--- WORK REQUIRED ---
Repeat the material verbatim and drop the pictures.

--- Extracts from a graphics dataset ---
-- BEGIN --

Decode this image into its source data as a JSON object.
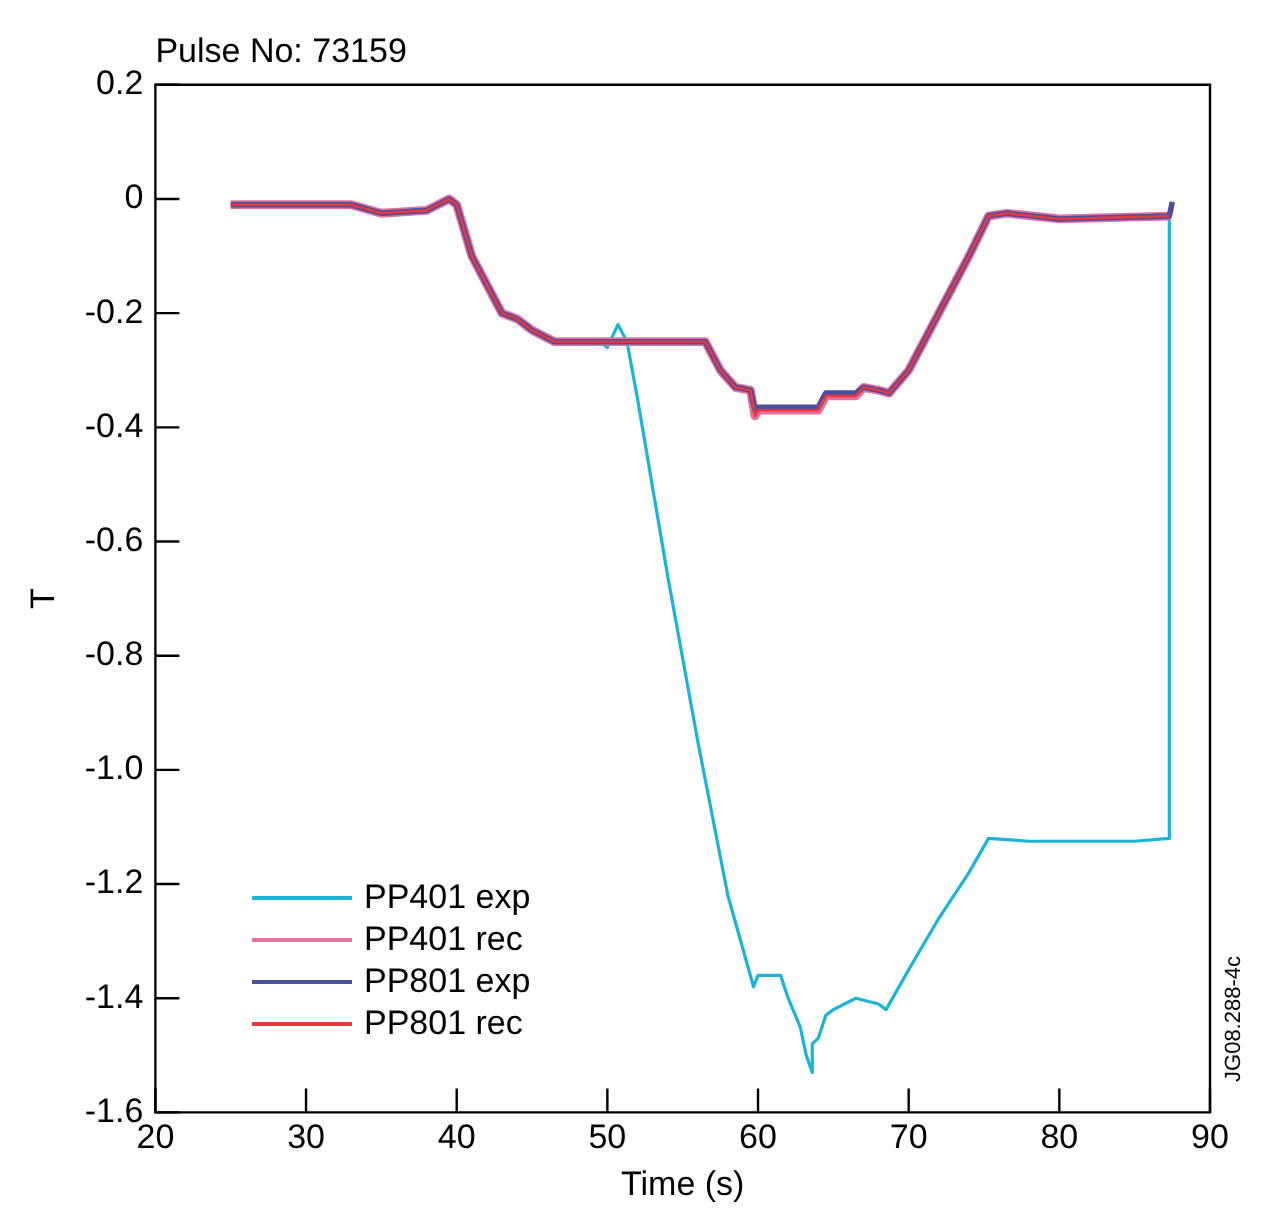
{
  "chart_data": {
    "type": "line",
    "title": "Pulse No: 73159",
    "xlabel": "Time (s)",
    "ylabel": "T",
    "annotations": [
      "JG08.288-4c"
    ],
    "xlim": [
      20,
      90
    ],
    "xticks": [
      20,
      30,
      40,
      50,
      60,
      70,
      80,
      90
    ],
    "ylim": [
      -1.6,
      0.2
    ],
    "yticks": [
      0.2,
      0,
      -0.2,
      -0.4,
      -0.6,
      -0.8,
      {
        "value": -1,
        "label": "-1.0"
      },
      -1.2,
      -1.4,
      -1.6
    ],
    "grid": false,
    "legend": "bottom left",
    "marker": "none",
    "line_style": "solid",
    "series": [
      {
        "name": "PP401 exp",
        "color": "#1ab4d6",
        "x": [
          49.5,
          50,
          50.7,
          51.3,
          52,
          54,
          56,
          58,
          59.7,
          60,
          61.5,
          62,
          62.8,
          63.2,
          63.6,
          63.6,
          64,
          64.5,
          65,
          66.5,
          68,
          68.5,
          70,
          72,
          74,
          75.3,
          78,
          85,
          87.3,
          87.3
        ],
        "values": [
          -0.25,
          -0.26,
          -0.22,
          -0.25,
          -0.35,
          -0.66,
          -0.95,
          -1.22,
          -1.38,
          -1.36,
          -1.36,
          -1.4,
          -1.45,
          -1.5,
          -1.53,
          -1.48,
          -1.47,
          -1.43,
          -1.42,
          -1.4,
          -1.41,
          -1.42,
          -1.35,
          -1.26,
          -1.18,
          -1.12,
          -1.125,
          -1.125,
          -1.12,
          -0.03
        ]
      },
      {
        "name": "PP401 rec",
        "color": "#e56fa0",
        "x": [
          25,
          33,
          35,
          38,
          39.5,
          40,
          41,
          42,
          43,
          44,
          45,
          46.5,
          56.5,
          57.5,
          58.5,
          59.5,
          59.8,
          60,
          64,
          64.5,
          66.5,
          67,
          68,
          68.7,
          70,
          72,
          74,
          75.3,
          76.5,
          80,
          87.3
        ],
        "values": [
          -0.01,
          -0.01,
          -0.025,
          -0.02,
          0,
          -0.01,
          -0.1,
          -0.15,
          -0.2,
          -0.21,
          -0.23,
          -0.25,
          -0.25,
          -0.3,
          -0.33,
          -0.335,
          -0.38,
          -0.37,
          -0.37,
          -0.345,
          -0.345,
          -0.33,
          -0.335,
          -0.34,
          -0.3,
          -0.2,
          -0.1,
          -0.03,
          -0.025,
          -0.035,
          -0.03
        ]
      },
      {
        "name": "PP801 exp",
        "color": "#4a4fa0",
        "x": [
          25,
          33,
          35,
          38,
          39.5,
          40,
          41,
          42,
          43,
          44,
          45,
          46.5,
          56.5,
          57.5,
          58.5,
          59.5,
          59.8,
          60,
          64,
          64.5,
          66.5,
          67,
          68,
          68.7,
          70,
          72,
          74,
          75.3,
          76.5,
          80,
          87.3,
          87.5
        ],
        "values": [
          -0.01,
          -0.01,
          -0.025,
          -0.02,
          0,
          -0.01,
          -0.1,
          -0.15,
          -0.2,
          -0.21,
          -0.23,
          -0.25,
          -0.25,
          -0.3,
          -0.33,
          -0.335,
          -0.37,
          -0.365,
          -0.365,
          -0.34,
          -0.34,
          -0.33,
          -0.335,
          -0.34,
          -0.3,
          -0.2,
          -0.1,
          -0.03,
          -0.025,
          -0.035,
          -0.03,
          -0.005
        ]
      },
      {
        "name": "PP801 rec",
        "color": "#e8383d",
        "x": [
          25,
          33,
          35,
          38,
          39.5,
          40,
          41,
          42,
          43,
          44,
          45,
          46.5,
          56.5,
          57.5,
          58.5,
          59.5,
          59.8,
          60,
          64,
          64.5,
          66.5,
          67,
          68,
          68.7,
          70,
          72,
          74,
          75.3,
          76.5,
          80,
          87.3
        ],
        "values": [
          -0.01,
          -0.01,
          -0.025,
          -0.02,
          0,
          -0.01,
          -0.1,
          -0.15,
          -0.2,
          -0.21,
          -0.23,
          -0.25,
          -0.25,
          -0.3,
          -0.33,
          -0.335,
          -0.38,
          -0.37,
          -0.37,
          -0.345,
          -0.345,
          -0.33,
          -0.335,
          -0.34,
          -0.3,
          -0.2,
          -0.1,
          -0.03,
          -0.025,
          -0.035,
          -0.03
        ]
      }
    ]
  }
}
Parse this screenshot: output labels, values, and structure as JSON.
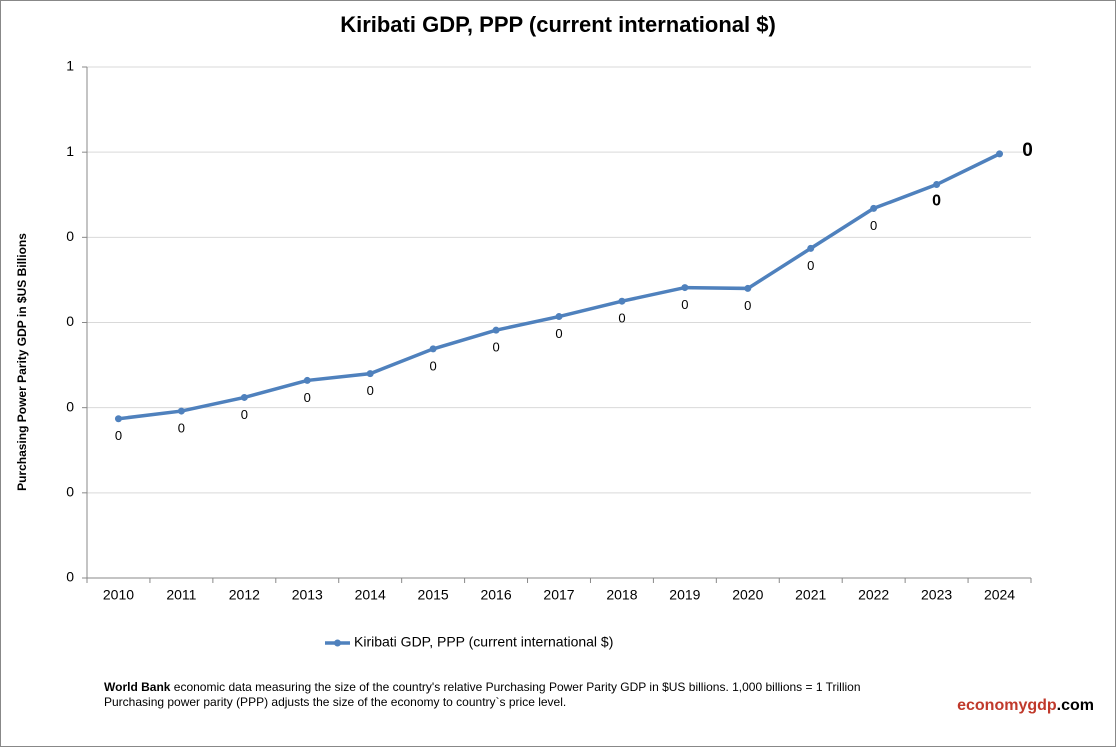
{
  "chart_data": {
    "type": "line",
    "title": "Kiribati GDP, PPP (current international $)",
    "y_label": "Purchasing Power Parity GDP in $US Billions",
    "categories": [
      "2010",
      "2011",
      "2012",
      "2013",
      "2014",
      "2015",
      "2016",
      "2017",
      "2018",
      "2019",
      "2020",
      "2021",
      "2022",
      "2023",
      "2024"
    ],
    "series": [
      {
        "name": "Kiribati GDP, PPP (current international $)",
        "color": "#4f81bd",
        "values": [
          0.187,
          0.196,
          0.212,
          0.232,
          0.24,
          0.269,
          0.291,
          0.307,
          0.325,
          0.341,
          0.34,
          0.387,
          0.434,
          0.462,
          0.498
        ],
        "value_labels": [
          "0",
          "0",
          "0",
          "0",
          "0",
          "0",
          "0",
          "0",
          "0",
          "0",
          "0",
          "0",
          "0",
          "0",
          "0"
        ]
      }
    ],
    "ylim": [
      0,
      0.6
    ],
    "yticks": [
      {
        "value": 0,
        "label": "0"
      },
      {
        "value": 0.1,
        "label": "0"
      },
      {
        "value": 0.2,
        "label": "0"
      },
      {
        "value": 0.3,
        "label": "0"
      },
      {
        "value": 0.4,
        "label": "0"
      },
      {
        "value": 0.5,
        "label": "1"
      },
      {
        "value": 0.6,
        "label": "1"
      }
    ],
    "grid": true,
    "legend": "bottom"
  },
  "footer": {
    "source": "World Bank",
    "line1": " economic data  measuring the size of the country's relative  Purchasing Power Parity GDP in $US billions. 1,000 billions = 1 Trillion",
    "line2": "Purchasing power parity (PPP) adjusts the size of the economy to country`s price level.",
    "brand": "economygdp",
    "brand_suffix": ".com"
  }
}
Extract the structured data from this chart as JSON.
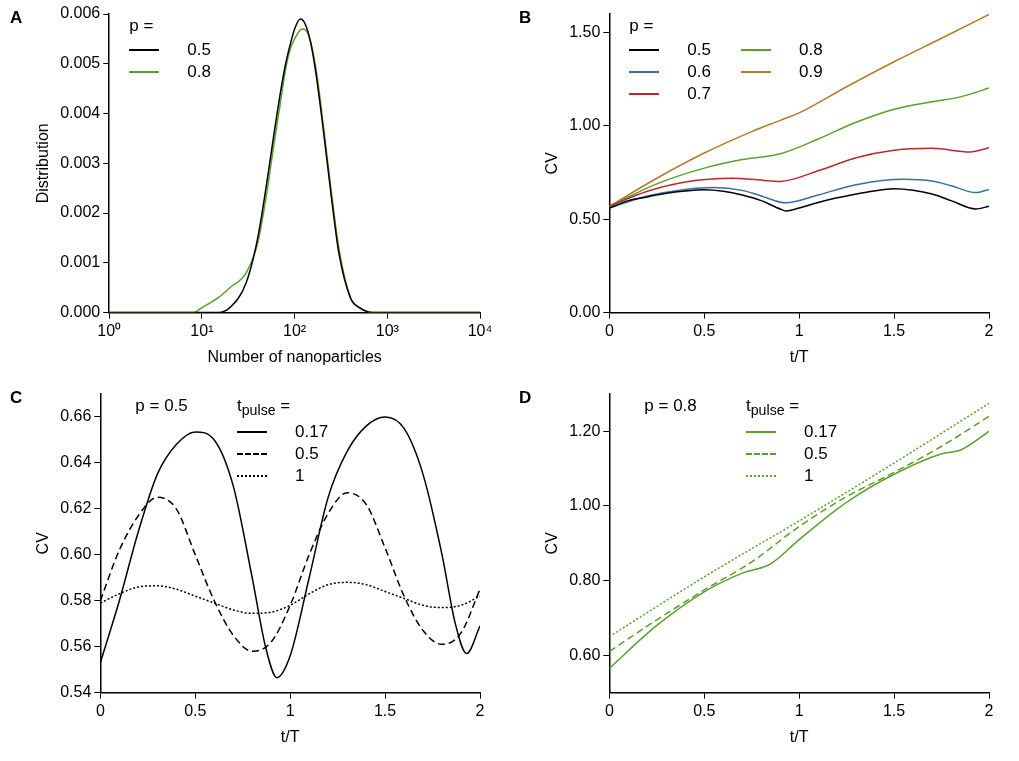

-- END --

--- EXERCISE OUTPUT ---
Decode this image into its source data as a JSON object.
{
  "chart_data": {
    "type": "line",
    "title": "Pulse No: 73159",
    "xlabel": "Time (s)",
    "ylabel": "T",
    "annotations": [
      "JG08.288-4c"
    ],
    "xlim": [
      20,
      90
    ],
    "xticks": [
      20,
      30,
      40,
      50,
      60,
      70,
      80,
      90
    ],
    "ylim": [
      -1.6,
      0.2
    ],
    "yticks": [
      0.2,
      0,
      -0.2,
      -0.4,
      -0.6,
      -0.8,
      {
        "value": -1,
        "label": "-1.0"
      },
      -1.2,
      -1.4,
      -1.6
    ],
    "grid": false,
    "legend": "bottom left",
    "marker": "none",
    "line_style": "solid",
    "series": [
      {
        "name": "PP401 exp",
        "color": "#1ab4d6",
        "x": [
          49.5,
          50,
          50.7,
          51.3,
          52,
          54,
          56,
          58,
          59.7,
          60,
          61.5,
          62,
          62.8,
          63.2,
          63.6,
          63.6,
          64,
          64.5,
          65,
          66.5,
          68,
          68.5,
          70,
          72,
          74,
          75.3,
          78,
          85,
          87.3,
          87.3
        ],
        "values": [
          -0.25,
          -0.26,
          -0.22,
          -0.25,
          -0.35,
          -0.66,
          -0.95,
          -1.22,
          -1.38,
          -1.36,
          -1.36,
          -1.4,
          -1.45,
          -1.5,
          -1.53,
          -1.48,
          -1.47,
          -1.43,
          -1.42,
          -1.4,
          -1.41,
          -1.42,
          -1.35,
          -1.26,
          -1.18,
          -1.12,
          -1.125,
          -1.125,
          -1.12,
          -0.03
        ]
      },
      {
        "name": "PP401 rec",
        "color": "#e56fa0",
        "x": [
          25,
          33,
          35,
          38,
          39.5,
          40,
          41,
          42,
          43,
          44,
          45,
          46.5,
          56.5,
          57.5,
          58.5,
          59.5,
          59.8,
          60,
          64,
          64.5,
          66.5,
          67,
          68,
          68.7,
          70,
          72,
          74,
          75.3,
          76.5,
          80,
          87.3
        ],
        "values": [
          -0.01,
          -0.01,
          -0.025,
          -0.02,
          0,
          -0.01,
          -0.1,
          -0.15,
          -0.2,
          -0.21,
          -0.23,
          -0.25,
          -0.25,
          -0.3,
          -0.33,
          -0.335,
          -0.38,
          -0.37,
          -0.37,
          -0.345,
          -0.345,
          -0.33,
          -0.335,
          -0.34,
          -0.3,
          -0.2,
          -0.1,
          -0.03,
          -0.025,
          -0.035,
          -0.03
        ]
      },
      {
        "name": "PP801 exp",
        "color": "#4a4fa0",
        "x": [
          25,
          33,
          35,
          38,
          39.5,
          40,
          41,
          42,
          43,
          44,
          45,
          46.5,
          56.5,
          57.5,
          58.5,
          59.5,
          59.8,
          60,
          64,
          64.5,
          66.5,
          67,
          68,
          68.7,
          70,
          72,
          74,
          75.3,
          76.5,
          80,
          87.3,
          87.5
        ],
        "values": [
          -0.01,
          -0.01,
          -0.025,
          -0.02,
          0,
          -0.01,
          -0.1,
          -0.15,
          -0.2,
          -0.21,
          -0.23,
          -0.25,
          -0.25,
          -0.3,
          -0.33,
          -0.335,
          -0.37,
          -0.365,
          -0.365,
          -0.34,
          -0.34,
          -0.33,
          -0.335,
          -0.34,
          -0.3,
          -0.2,
          -0.1,
          -0.03,
          -0.025,
          -0.035,
          -0.03,
          -0.005
        ]
      },
      {
        "name": "PP801 rec",
        "color": "#e8383d",
        "x": [
          25,
          33,
          35,
          38,
          39.5,
          40,
          41,
          42,
          43,
          44,
          45,
          46.5,
          56.5,
          57.5,
          58.5,
          59.5,
          59.8,
          60,
          64,
          64.5,
          66.5,
          67,
          68,
          68.7,
          70,
          72,
          74,
          75.3,
          76.5,
          80,
          87.3
        ],
        "values": [
          -0.01,
          -0.01,
          -0.025,
          -0.02,
          0,
          -0.01,
          -0.1,
          -0.15,
          -0.2,
          -0.21,
          -0.23,
          -0.25,
          -0.25,
          -0.3,
          -0.33,
          -0.335,
          -0.38,
          -0.37,
          -0.37,
          -0.345,
          -0.345,
          -0.33,
          -0.335,
          -0.34,
          -0.3,
          -0.2,
          -0.1,
          -0.03,
          -0.025,
          -0.035,
          -0.03
        ]
      }
    ]
  }
}
Parse this screenshot: output labels, values, and structure as JSON.
{
  "chart_data": {
    "type": "line",
    "title": "Kiribati GDP, PPP (current international $)",
    "y_label": "Purchasing Power Parity GDP in $US Billions",
    "categories": [
      "2010",
      "2011",
      "2012",
      "2013",
      "2014",
      "2015",
      "2016",
      "2017",
      "2018",
      "2019",
      "2020",
      "2021",
      "2022",
      "2023",
      "2024"
    ],
    "series": [
      {
        "name": "Kiribati GDP, PPP (current international $)",
        "color": "#4f81bd",
        "values": [
          0.187,
          0.196,
          0.212,
          0.232,
          0.24,
          0.269,
          0.291,
          0.307,
          0.325,
          0.341,
          0.34,
          0.387,
          0.434,
          0.462,
          0.498
        ],
        "value_labels": [
          "0",
          "0",
          "0",
          "0",
          "0",
          "0",
          "0",
          "0",
          "0",
          "0",
          "0",
          "0",
          "0",
          "0",
          "0"
        ]
      }
    ],
    "ylim": [
      0,
      0.6
    ],
    "yticks": [
      {
        "value": 0,
        "label": "0"
      },
      {
        "value": 0.1,
        "label": "0"
      },
      {
        "value": 0.2,
        "label": "0"
      },
      {
        "value": 0.3,
        "label": "0"
      },
      {
        "value": 0.4,
        "label": "0"
      },
      {
        "value": 0.5,
        "label": "1"
      },
      {
        "value": 0.6,
        "label": "1"
      }
    ],
    "grid": true,
    "legend": "bottom"
  },
  "footer": {
    "source": "World Bank",
    "line1": " economic data  measuring the size of the country's relative  Purchasing Power Parity GDP in $US billions. 1,000 billions = 1 Trillion",
    "line2": "Purchasing power parity (PPP) adjusts the size of the economy to country`s price level.",
    "brand": "economygdp",
    "brand_suffix": ".com"
  }
}
Extract the structured data from this chart as JSON.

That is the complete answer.